▶ **EXERCISE OBJECTIVE**:
Can you print every record below exactly as written?

## begin INPUT ROWS

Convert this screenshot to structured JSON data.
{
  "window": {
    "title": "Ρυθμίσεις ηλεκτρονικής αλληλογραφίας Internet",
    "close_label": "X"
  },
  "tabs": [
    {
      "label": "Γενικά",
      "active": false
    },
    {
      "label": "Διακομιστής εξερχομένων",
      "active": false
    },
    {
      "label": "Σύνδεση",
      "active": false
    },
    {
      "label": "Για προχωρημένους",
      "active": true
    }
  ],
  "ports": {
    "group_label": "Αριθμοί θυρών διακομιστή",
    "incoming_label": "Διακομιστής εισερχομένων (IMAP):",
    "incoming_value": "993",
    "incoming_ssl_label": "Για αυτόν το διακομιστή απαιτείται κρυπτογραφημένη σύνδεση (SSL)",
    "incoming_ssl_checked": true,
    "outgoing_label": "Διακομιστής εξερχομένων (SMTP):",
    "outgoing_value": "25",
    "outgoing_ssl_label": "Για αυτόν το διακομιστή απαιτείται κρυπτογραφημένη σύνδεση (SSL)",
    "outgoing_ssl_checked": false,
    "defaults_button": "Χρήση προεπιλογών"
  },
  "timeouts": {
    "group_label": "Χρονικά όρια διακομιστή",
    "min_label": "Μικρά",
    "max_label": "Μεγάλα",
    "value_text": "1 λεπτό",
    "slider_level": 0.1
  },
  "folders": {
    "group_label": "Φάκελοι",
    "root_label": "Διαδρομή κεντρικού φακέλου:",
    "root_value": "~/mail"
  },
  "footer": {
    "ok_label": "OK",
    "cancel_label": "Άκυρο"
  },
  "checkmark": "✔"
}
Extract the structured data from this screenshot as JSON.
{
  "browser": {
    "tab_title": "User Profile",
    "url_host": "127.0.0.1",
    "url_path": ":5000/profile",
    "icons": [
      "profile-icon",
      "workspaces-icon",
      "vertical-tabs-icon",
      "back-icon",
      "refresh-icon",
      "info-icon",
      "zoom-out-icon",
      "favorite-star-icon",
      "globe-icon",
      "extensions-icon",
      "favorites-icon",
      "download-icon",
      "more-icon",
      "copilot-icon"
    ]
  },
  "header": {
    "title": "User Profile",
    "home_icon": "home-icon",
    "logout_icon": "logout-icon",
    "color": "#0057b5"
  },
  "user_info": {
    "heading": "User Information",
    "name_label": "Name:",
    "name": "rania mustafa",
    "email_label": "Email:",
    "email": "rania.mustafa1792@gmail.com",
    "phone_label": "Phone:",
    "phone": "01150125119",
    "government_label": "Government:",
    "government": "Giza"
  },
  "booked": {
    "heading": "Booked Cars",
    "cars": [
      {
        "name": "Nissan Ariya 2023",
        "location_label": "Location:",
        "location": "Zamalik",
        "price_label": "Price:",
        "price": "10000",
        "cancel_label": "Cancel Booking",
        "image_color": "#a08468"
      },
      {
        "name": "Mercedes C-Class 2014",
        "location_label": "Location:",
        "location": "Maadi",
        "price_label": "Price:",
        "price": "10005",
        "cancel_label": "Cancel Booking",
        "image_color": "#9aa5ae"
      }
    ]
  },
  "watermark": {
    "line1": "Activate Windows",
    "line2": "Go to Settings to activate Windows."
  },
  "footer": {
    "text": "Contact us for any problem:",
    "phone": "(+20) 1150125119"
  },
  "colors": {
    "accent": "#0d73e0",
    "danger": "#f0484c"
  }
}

## end INPUT ROWS

▶ **TASK OUTPUT**:
Convert this screenshot to structured JSON data.
{
  "window": {
    "title": "Ρυθμίσεις ηλεκτρονικής αλληλογραφίας Internet",
    "close_label": "X"
  },
  "tabs": [
    {
      "label": "Γενικά",
      "active": false
    },
    {
      "label": "Διακομιστής εξερχομένων",
      "active": false
    },
    {
      "label": "Σύνδεση",
      "active": false
    },
    {
      "label": "Για προχωρημένους",
      "active": true
    }
  ],
  "ports": {
    "group_label": "Αριθμοί θυρών διακομιστή",
    "incoming_label": "Διακομιστής εισερχομένων (IMAP):",
    "incoming_value": "993",
    "incoming_ssl_label": "Για αυτόν το διακομιστή απαιτείται κρυπτογραφημένη σύνδεση (SSL)",
    "incoming_ssl_checked": true,
    "outgoing_label": "Διακομιστής εξερχομένων (SMTP):",
    "outgoing_value": "25",
    "outgoing_ssl_label": "Για αυτόν το διακομιστή απαιτείται κρυπτογραφημένη σύνδεση (SSL)",
    "outgoing_ssl_checked": false,
    "defaults_button": "Χρήση προεπιλογών"
  },
  "timeouts": {
    "group_label": "Χρονικά όρια διακομιστή",
    "min_label": "Μικρά",
    "max_label": "Μεγάλα",
    "value_text": "1 λεπτό",
    "slider_level": 0.1
  },
  "folders": {
    "group_label": "Φάκελοι",
    "root_label": "Διαδρομή κεντρικού φακέλου:",
    "root_value": "~/mail"
  },
  "footer": {
    "ok_label": "OK",
    "cancel_label": "Άκυρο"
  },
  "checkmark": "✔"
}
Extract the structured data from this screenshot as JSON.
{
  "browser": {
    "tab_title": "User Profile",
    "url_host": "127.0.0.1",
    "url_path": ":5000/profile",
    "icons": [
      "profile-icon",
      "workspaces-icon",
      "vertical-tabs-icon",
      "back-icon",
      "refresh-icon",
      "info-icon",
      "zoom-out-icon",
      "favorite-star-icon",
      "globe-icon",
      "extensions-icon",
      "favorites-icon",
      "download-icon",
      "more-icon",
      "copilot-icon"
    ]
  },
  "header": {
    "title": "User Profile",
    "home_icon": "home-icon",
    "logout_icon": "logout-icon",
    "color": "#0057b5"
  },
  "user_info": {
    "heading": "User Information",
    "name_label": "Name:",
    "name": "rania mustafa",
    "email_label": "Email:",
    "email": "rania.mustafa1792@gmail.com",
    "phone_label": "Phone:",
    "phone": "01150125119",
    "government_label": "Government:",
    "government": "Giza"
  },
  "booked": {
    "heading": "Booked Cars",
    "cars": [
      {
        "name": "Nissan Ariya 2023",
        "location_label": "Location:",
        "location": "Zamalik",
        "price_label": "Price:",
        "price": "10000",
        "cancel_label": "Cancel Booking",
        "image_color": "#a08468"
      },
      {
        "name": "Mercedes C-Class 2014",
        "location_label": "Location:",
        "location": "Maadi",
        "price_label": "Price:",
        "price": "10005",
        "cancel_label": "Cancel Booking",
        "image_color": "#9aa5ae"
      }
    ]
  },
  "watermark": {
    "line1": "Activate Windows",
    "line2": "Go to Settings to activate Windows."
  },
  "footer": {
    "text": "Contact us for any problem:",
    "phone": "(+20) 1150125119"
  },
  "colors": {
    "accent": "#0d73e0",
    "danger": "#f0484c"
  }
}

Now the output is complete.